Problem to solve – Quote the entries in full, character for character, without their images.

_ _ _ _ _ _ _

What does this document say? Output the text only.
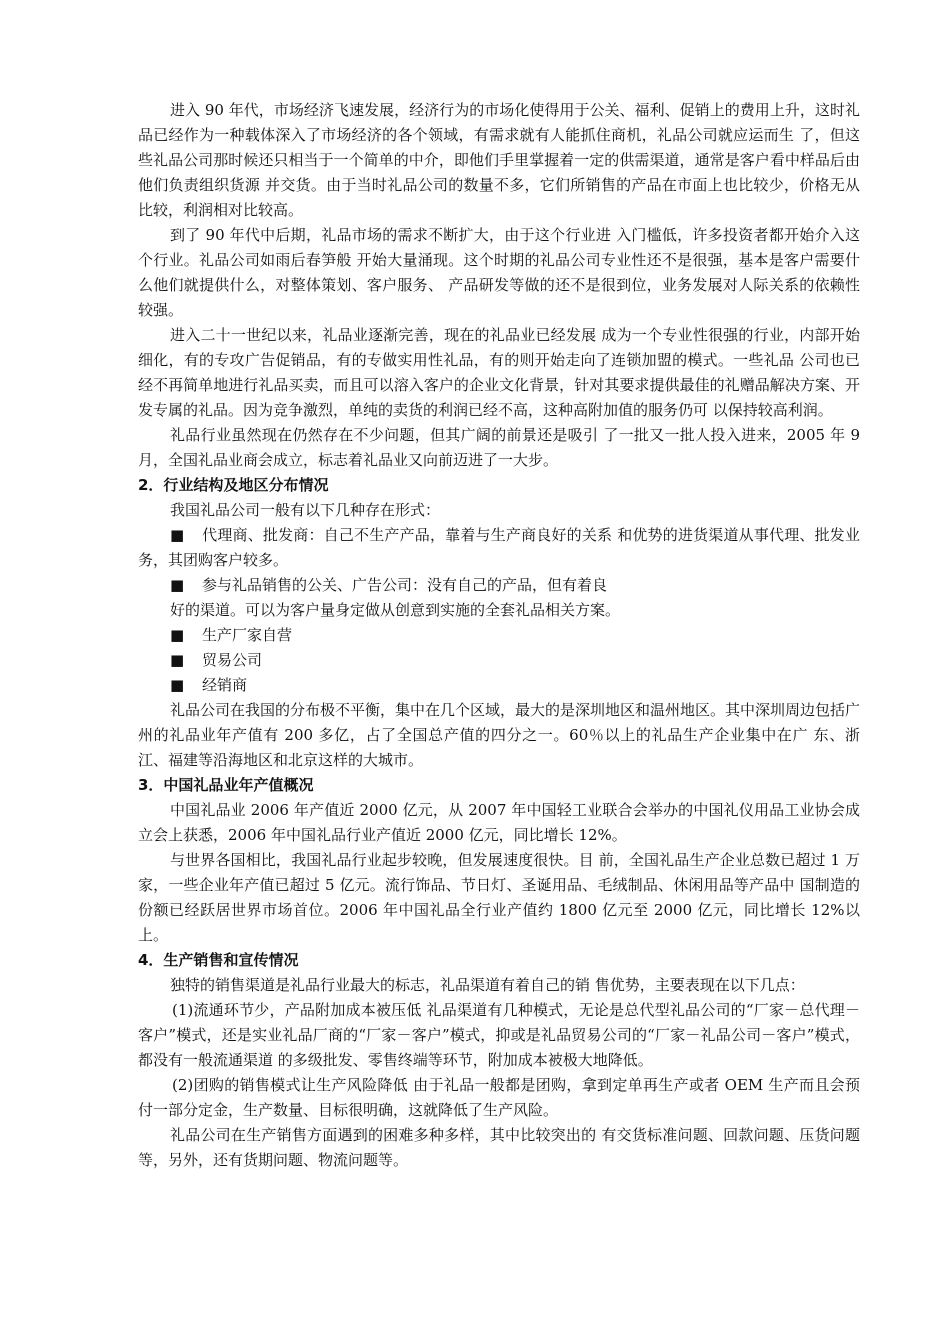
进入 90 年代，市场经济飞速发展，经济行为的市场化使得用于公关、福利、促销上的费用上升，这时礼品已经作为一种载体深入了市场经济的各个领域，有需求就有人能抓住商机，礼品公司就应运而生 了，但这些礼品公司那时候还只相当于一个简单的中介，即他们手里掌握着一定的供需渠道，通常是客户看中样品后由他们负责组织货源 并交货。由于当时礼品公司的数量不多，它们所销售的产品在市面上也比较少，价格无从比较，利润相对比较高。

到了 90 年代中后期，礼品市场的需求不断扩大，由于这个行业进 入门槛低，许多投资者都开始介入这个行业。礼品公司如雨后春笋般 开始大量涌现。这个时期的礼品公司专业性还不是很强，基本是客户需要什么他们就提供什么，对整体策划、客户服务、 产品研发等做的还不是很到位，业务发展对人际关系的依赖性较强。

进入二十一世纪以来，礼品业逐渐完善，现在的礼品业已经发展 成为一个专业性很强的行业，内部开始细化，有的专攻广告促销品，有的专做实用性礼品，有的则开始走向了连锁加盟的模式。一些礼品 公司也已经不再简单地进行礼品买卖，而且可以溶入客户的企业文化背景，针对其要求提供最佳的礼赠品解决方案、开发专属的礼品。因为竞争激烈，单纯的卖货的利润已经不高，这种高附加值的服务仍可 以保持较高利润。

礼品行业虽然现在仍然存在不少问题，但其广阔的前景还是吸引 了一批又一批人投入进来，2005 年 9 月，全国礼品业商会成立，标志着礼品业又向前迈进了一大步。

2．行业结构及地区分布情况

我国礼品公司一般有以下几种存在形式：

■ 代理商、批发商：自己不生产产品，靠着与生产商良好的关系 和优势的进货渠道从事代理、批发业务，其团购客户较多。

■ 参与礼品销售的公关、广告公司：没有自己的产品，但有着良

好的渠道。可以为客户量身定做从创意到实施的全套礼品相关方案。

■ 生产厂家自营

■ 贸易公司

■ 经销商

礼品公司在我国的分布极不平衡，集中在几个区域，最大的是深圳地区和温州地区。其中深圳周边包括广州的礼品业年产值有 200 多亿，占了全国总产值的四分之一。60％以上的礼品生产企业集中在广 东、浙江、福建等沿海地区和北京这样的大城市。

3．中国礼品业年产值概况

中国礼品业 2006 年产值近 2000 亿元，从 2007 年中国轻工业联合会举办的中国礼仪用品工业协会成立会上获悉，2006 年中国礼品行业产值近 2000 亿元，同比增长 12%。

与世界各国相比，我国礼品行业起步较晚，但发展速度很快。目 前，全国礼品生产企业总数已超过 1 万家，一些企业年产值已超过 5 亿元。流行饰品、节日灯、圣诞用品、毛绒制品、休闲用品等产品中 国制造的份额已经跃居世界市场首位。2006 年中国礼品全行业产值约 1800 亿元至 2000 亿元，同比增长 12%以上。

4．生产销售和宣传情况

独特的销售渠道是礼品行业最大的标志，礼品渠道有着自己的销 售优势，主要表现在以下几点：

(1)流通环节少，产品附加成本被压低 礼品渠道有几种模式，无论是总代型礼品公司的“厂家－总代理－客户”模式，还是实业礼品厂商的“厂家－客户”模式，抑或是礼品贸易公司的“厂家－礼品公司－客户”模式，都没有一般流通渠道 的多级批发、零售终端等环节，附加成本被极大地降低。

(2)团购的销售模式让生产风险降低 由于礼品一般都是团购，拿到定单再生产或者 OEM 生产而且会预付一部分定金，生产数量、目标很明确，这就降低了生产风险。

礼品公司在生产销售方面遇到的困难多种多样，其中比较突出的 有交货标准问题、回款问题、压货问题等，另外，还有货期问题、物流问题等。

_ _ _ _ _ _ _

Result for this exercise –
What does this document say? Output the text only.
进入 90 年代，市场经济飞速发展，经济行为的市场化使得用于公关、福利、促销上的费用上升，这时礼品已经作为一种载体深入了市场经济的各个领域，有需求就有人能抓住商机，礼品公司就应运而生 了，但这些礼品公司那时候还只相当于一个简单的中介，即他们手里掌握着一定的供需渠道，通常是客户看中样品后由他们负责组织货源 并交货。由于当时礼品公司的数量不多，它们所销售的产品在市面上也比较少，价格无从比较，利润相对比较高。

到了 90 年代中后期，礼品市场的需求不断扩大，由于这个行业进 入门槛低，许多投资者都开始介入这个行业。礼品公司如雨后春笋般 开始大量涌现。这个时期的礼品公司专业性还不是很强，基本是客户需要什么他们就提供什么，对整体策划、客户服务、 产品研发等做的还不是很到位，业务发展对人际关系的依赖性较强。

进入二十一世纪以来，礼品业逐渐完善，现在的礼品业已经发展 成为一个专业性很强的行业，内部开始细化，有的专攻广告促销品，有的专做实用性礼品，有的则开始走向了连锁加盟的模式。一些礼品 公司也已经不再简单地进行礼品买卖，而且可以溶入客户的企业文化背景，针对其要求提供最佳的礼赠品解决方案、开发专属的礼品。因为竞争激烈，单纯的卖货的利润已经不高，这种高附加值的服务仍可 以保持较高利润。

礼品行业虽然现在仍然存在不少问题，但其广阔的前景还是吸引 了一批又一批人投入进来，2005 年 9 月，全国礼品业商会成立，标志着礼品业又向前迈进了一大步。

2．行业结构及地区分布情况

我国礼品公司一般有以下几种存在形式：

■ 代理商、批发商：自己不生产产品，靠着与生产商良好的关系 和优势的进货渠道从事代理、批发业务，其团购客户较多。

■ 参与礼品销售的公关、广告公司：没有自己的产品，但有着良

好的渠道。可以为客户量身定做从创意到实施的全套礼品相关方案。

■ 生产厂家自营

■ 贸易公司

■ 经销商

礼品公司在我国的分布极不平衡，集中在几个区域，最大的是深圳地区和温州地区。其中深圳周边包括广州的礼品业年产值有 200 多亿，占了全国总产值的四分之一。60％以上的礼品生产企业集中在广 东、浙江、福建等沿海地区和北京这样的大城市。

3．中国礼品业年产值概况

中国礼品业 2006 年产值近 2000 亿元，从 2007 年中国轻工业联合会举办的中国礼仪用品工业协会成立会上获悉，2006 年中国礼品行业产值近 2000 亿元，同比增长 12%。

与世界各国相比，我国礼品行业起步较晚，但发展速度很快。目 前，全国礼品生产企业总数已超过 1 万家，一些企业年产值已超过 5 亿元。流行饰品、节日灯、圣诞用品、毛绒制品、休闲用品等产品中 国制造的份额已经跃居世界市场首位。2006 年中国礼品全行业产值约 1800 亿元至 2000 亿元，同比增长 12%以上。

4．生产销售和宣传情况

独特的销售渠道是礼品行业最大的标志，礼品渠道有着自己的销 售优势，主要表现在以下几点：

(1)流通环节少，产品附加成本被压低 礼品渠道有几种模式，无论是总代型礼品公司的“厂家－总代理－客户”模式，还是实业礼品厂商的“厂家－客户”模式，抑或是礼品贸易公司的“厂家－礼品公司－客户”模式，都没有一般流通渠道 的多级批发、零售终端等环节，附加成本被极大地降低。

(2)团购的销售模式让生产风险降低 由于礼品一般都是团购，拿到定单再生产或者 OEM 生产而且会预付一部分定金，生产数量、目标很明确，这就降低了生产风险。

礼品公司在生产销售方面遇到的困难多种多样，其中比较突出的 有交货标准问题、回款问题、压货问题等，另外，还有货期问题、物流问题等。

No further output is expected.